## Source material
* start *
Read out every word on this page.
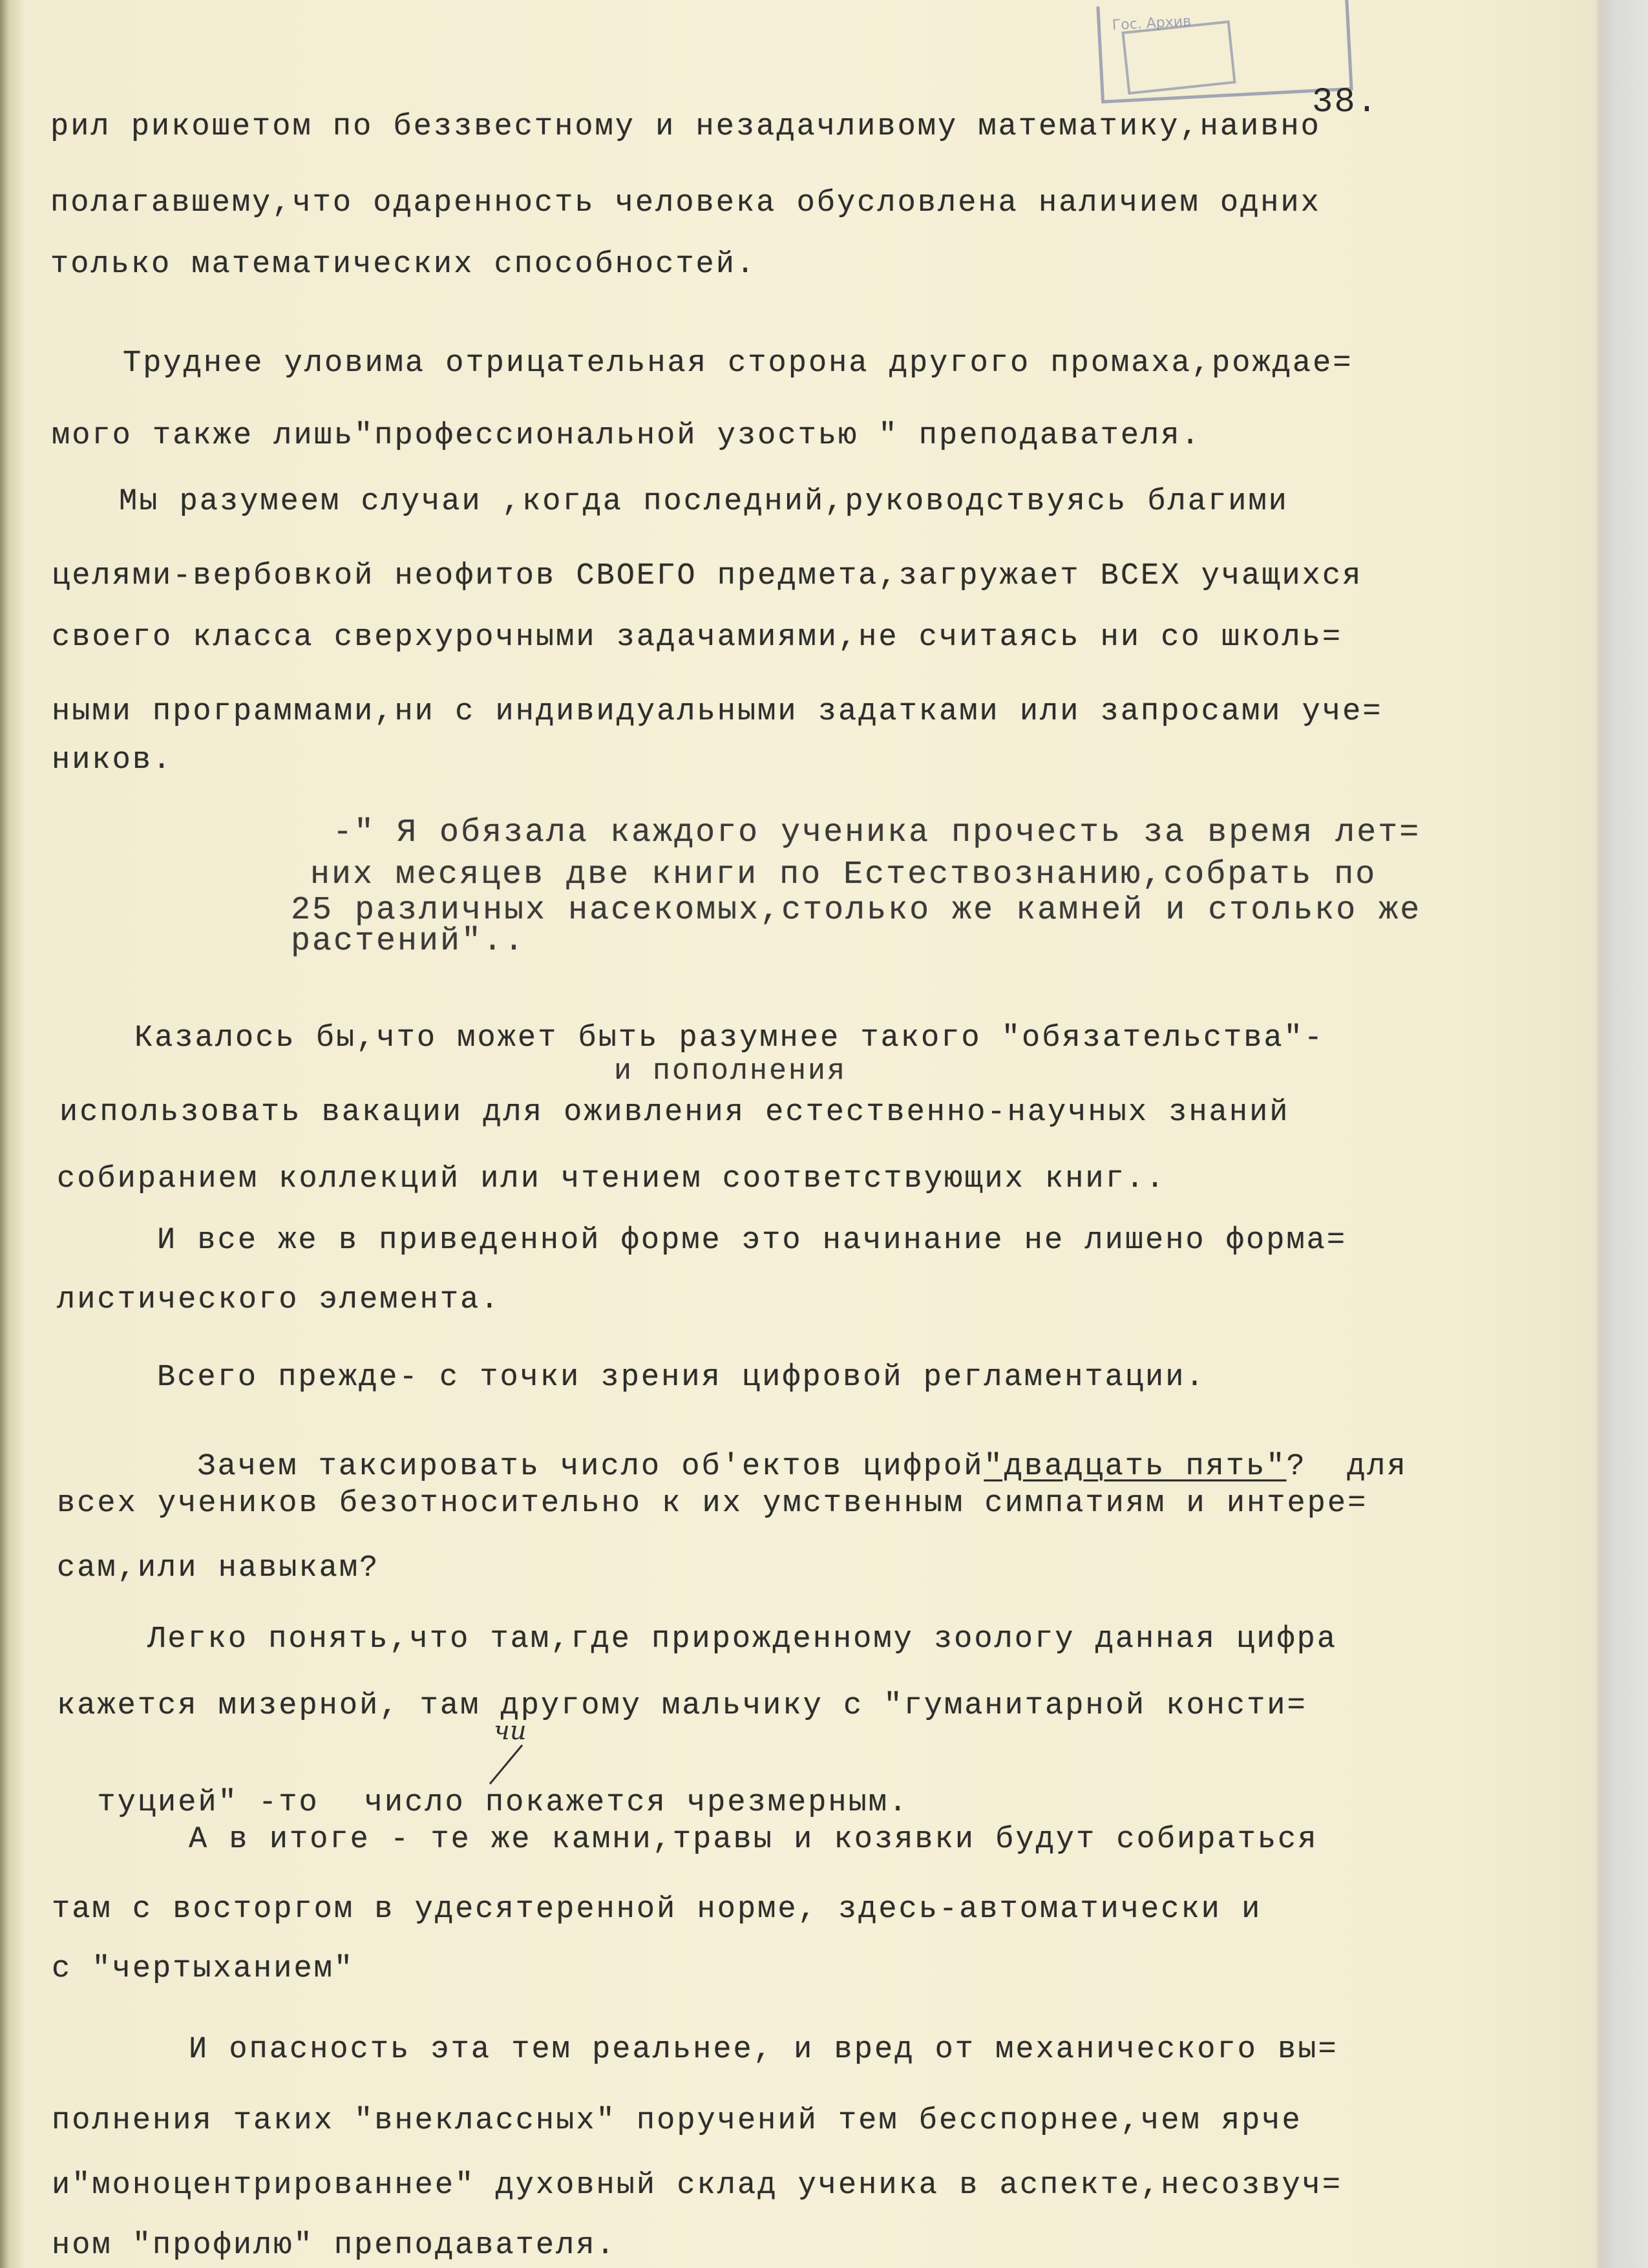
Гос. Архив
38.
рил рикошетом по беззвестному и незадачливому математику,наивно
полагавшему,что одаренность человека обусловлена наличием одних
только математических способностей.
Труднее уловима отрицательная сторона другого промаха,рождае=
мого также лишь"профессиональной узостью " преподавателя.
Мы разумеем случаи ,когда последний,руководствуясь благими
целями-вербовкой неофитов СВОЕГО предмета,загружает ВСЕХ учащихся
своего класса сверхурочными задачамиями,не считаясь ни со школь=
ными программами,ни с индивидуальными задатками или запросами уче=
ников.
-" Я обязала каждого ученика прочесть за время лет=
них месяцев две книги по Естествознанию,собрать по
25 различных насекомых,столько же камней и столько же
растений"..
Казалось бы,что может быть разумнее такого "обязательства"-
и пополнения
использовать вакации для оживления естественно-научных знаний
собиранием коллекций или чтением соответствующих книг..
И все же в приведенной форме это начинание не лишено форма=
листического элемента.
Всего прежде- с точки зрения цифровой регламентации.

Зачем таксировать число об'ектов цифрой"двадцать пять"?  для

всех учеников безотносительно к их умственным симпатиям и интере=
сам,или навыкам?
Легко понять,что там,где прирожденному зоологу данная цифра
кажется мизерной, там другому мальчику с "гуманитарной консти=

туцией" -то число покажется чрезмерным.

чи
А в итоге - те же камни,травы и козявки будут собираться
там с восторгом в удесятеренной норме, здесь-автоматически и
с "чертыханием"
И опасность эта тем реальнее, и вред от механического вы=
полнения таких "внеклассных" поручений тем бесспорнее,чем ярче
и"моноцентрированнее" духовный склад ученика в аспекте,несозвуч=
ном "профилю" преподавателя.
* end *
## Task to complete
Every line that holds the word "число" should be extracted.

## Answer
Зачем таксировать число об'ектов цифрой"двадцать пять"?  для
туцией" -то число покажется чрезмерным.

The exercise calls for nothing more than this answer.